### Problem statement
Write out every line of the material exactly as it appears.

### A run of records
⁂
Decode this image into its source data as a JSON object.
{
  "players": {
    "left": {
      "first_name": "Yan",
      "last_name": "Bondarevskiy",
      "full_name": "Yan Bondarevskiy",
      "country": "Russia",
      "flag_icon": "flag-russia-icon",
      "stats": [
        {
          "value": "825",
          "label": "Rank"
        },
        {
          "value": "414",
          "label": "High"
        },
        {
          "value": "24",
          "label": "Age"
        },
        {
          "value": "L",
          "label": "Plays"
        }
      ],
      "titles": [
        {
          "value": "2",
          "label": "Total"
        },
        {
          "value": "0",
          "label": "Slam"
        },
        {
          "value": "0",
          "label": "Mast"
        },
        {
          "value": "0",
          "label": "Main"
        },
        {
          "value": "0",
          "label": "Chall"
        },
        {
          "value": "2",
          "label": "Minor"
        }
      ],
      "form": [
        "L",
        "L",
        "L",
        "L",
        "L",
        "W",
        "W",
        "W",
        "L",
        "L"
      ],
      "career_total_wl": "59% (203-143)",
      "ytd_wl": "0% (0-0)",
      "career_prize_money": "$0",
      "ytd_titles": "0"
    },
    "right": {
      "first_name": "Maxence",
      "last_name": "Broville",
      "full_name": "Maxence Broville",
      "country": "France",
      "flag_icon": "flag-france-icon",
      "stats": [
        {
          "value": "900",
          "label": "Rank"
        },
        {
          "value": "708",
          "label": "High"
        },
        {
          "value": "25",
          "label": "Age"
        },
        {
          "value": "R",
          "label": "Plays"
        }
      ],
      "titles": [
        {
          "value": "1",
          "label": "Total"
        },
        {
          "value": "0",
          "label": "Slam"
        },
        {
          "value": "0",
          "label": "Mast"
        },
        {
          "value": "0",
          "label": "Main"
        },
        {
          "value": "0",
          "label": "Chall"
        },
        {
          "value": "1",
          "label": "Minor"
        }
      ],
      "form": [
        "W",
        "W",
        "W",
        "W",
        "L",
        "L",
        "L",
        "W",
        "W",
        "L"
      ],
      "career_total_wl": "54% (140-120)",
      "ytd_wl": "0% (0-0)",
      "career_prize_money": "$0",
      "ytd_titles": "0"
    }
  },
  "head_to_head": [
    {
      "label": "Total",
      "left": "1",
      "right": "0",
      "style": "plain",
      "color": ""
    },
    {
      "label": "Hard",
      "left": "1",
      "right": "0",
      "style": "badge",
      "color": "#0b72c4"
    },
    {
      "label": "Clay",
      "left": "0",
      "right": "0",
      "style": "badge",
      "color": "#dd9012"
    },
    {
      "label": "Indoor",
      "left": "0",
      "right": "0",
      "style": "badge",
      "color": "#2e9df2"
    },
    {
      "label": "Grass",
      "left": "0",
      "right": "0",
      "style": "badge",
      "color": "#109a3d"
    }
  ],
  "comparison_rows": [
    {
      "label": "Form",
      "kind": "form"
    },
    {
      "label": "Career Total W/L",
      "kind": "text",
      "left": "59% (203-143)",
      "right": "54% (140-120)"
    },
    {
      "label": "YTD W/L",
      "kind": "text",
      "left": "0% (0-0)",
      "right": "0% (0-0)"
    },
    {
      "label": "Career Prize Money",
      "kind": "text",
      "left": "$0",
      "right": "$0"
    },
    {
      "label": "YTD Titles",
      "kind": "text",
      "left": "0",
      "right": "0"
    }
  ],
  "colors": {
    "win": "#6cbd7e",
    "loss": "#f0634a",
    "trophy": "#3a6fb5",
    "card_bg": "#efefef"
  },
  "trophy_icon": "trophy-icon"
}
⁂
### Complete output
Decode this image into its source data as a JSON object.
{
  "players": {
    "left": {
      "first_name": "Yan",
      "last_name": "Bondarevskiy",
      "full_name": "Yan Bondarevskiy",
      "country": "Russia",
      "flag_icon": "flag-russia-icon",
      "stats": [
        {
          "value": "825",
          "label": "Rank"
        },
        {
          "value": "414",
          "label": "High"
        },
        {
          "value": "24",
          "label": "Age"
        },
        {
          "value": "L",
          "label": "Plays"
        }
      ],
      "titles": [
        {
          "value": "2",
          "label": "Total"
        },
        {
          "value": "0",
          "label": "Slam"
        },
        {
          "value": "0",
          "label": "Mast"
        },
        {
          "value": "0",
          "label": "Main"
        },
        {
          "value": "0",
          "label": "Chall"
        },
        {
          "value": "2",
          "label": "Minor"
        }
      ],
      "form": [
        "L",
        "L",
        "L",
        "L",
        "L",
        "W",
        "W",
        "W",
        "L",
        "L"
      ],
      "career_total_wl": "59% (203-143)",
      "ytd_wl": "0% (0-0)",
      "career_prize_money": "$0",
      "ytd_titles": "0"
    },
    "right": {
      "first_name": "Maxence",
      "last_name": "Broville",
      "full_name": "Maxence Broville",
      "country": "France",
      "flag_icon": "flag-france-icon",
      "stats": [
        {
          "value": "900",
          "label": "Rank"
        },
        {
          "value": "708",
          "label": "High"
        },
        {
          "value": "25",
          "label": "Age"
        },
        {
          "value": "R",
          "label": "Plays"
        }
      ],
      "titles": [
        {
          "value": "1",
          "label": "Total"
        },
        {
          "value": "0",
          "label": "Slam"
        },
        {
          "value": "0",
          "label": "Mast"
        },
        {
          "value": "0",
          "label": "Main"
        },
        {
          "value": "0",
          "label": "Chall"
        },
        {
          "value": "1",
          "label": "Minor"
        }
      ],
      "form": [
        "W",
        "W",
        "W",
        "W",
        "L",
        "L",
        "L",
        "W",
        "W",
        "L"
      ],
      "career_total_wl": "54% (140-120)",
      "ytd_wl": "0% (0-0)",
      "career_prize_money": "$0",
      "ytd_titles": "0"
    }
  },
  "head_to_head": [
    {
      "label": "Total",
      "left": "1",
      "right": "0",
      "style": "plain",
      "color": ""
    },
    {
      "label": "Hard",
      "left": "1",
      "right": "0",
      "style": "badge",
      "color": "#0b72c4"
    },
    {
      "label": "Clay",
      "left": "0",
      "right": "0",
      "style": "badge",
      "color": "#dd9012"
    },
    {
      "label": "Indoor",
      "left": "0",
      "right": "0",
      "style": "badge",
      "color": "#2e9df2"
    },
    {
      "label": "Grass",
      "left": "0",
      "right": "0",
      "style": "badge",
      "color": "#109a3d"
    }
  ],
  "comparison_rows": [
    {
      "label": "Form",
      "kind": "form"
    },
    {
      "label": "Career Total W/L",
      "kind": "text",
      "left": "59% (203-143)",
      "right": "54% (140-120)"
    },
    {
      "label": "YTD W/L",
      "kind": "text",
      "left": "0% (0-0)",
      "right": "0% (0-0)"
    },
    {
      "label": "Career Prize Money",
      "kind": "text",
      "left": "$0",
      "right": "$0"
    },
    {
      "label": "YTD Titles",
      "kind": "text",
      "left": "0",
      "right": "0"
    }
  ],
  "colors": {
    "win": "#6cbd7e",
    "loss": "#f0634a",
    "trophy": "#3a6fb5",
    "card_bg": "#efefef"
  },
  "trophy_icon": "trophy-icon"
}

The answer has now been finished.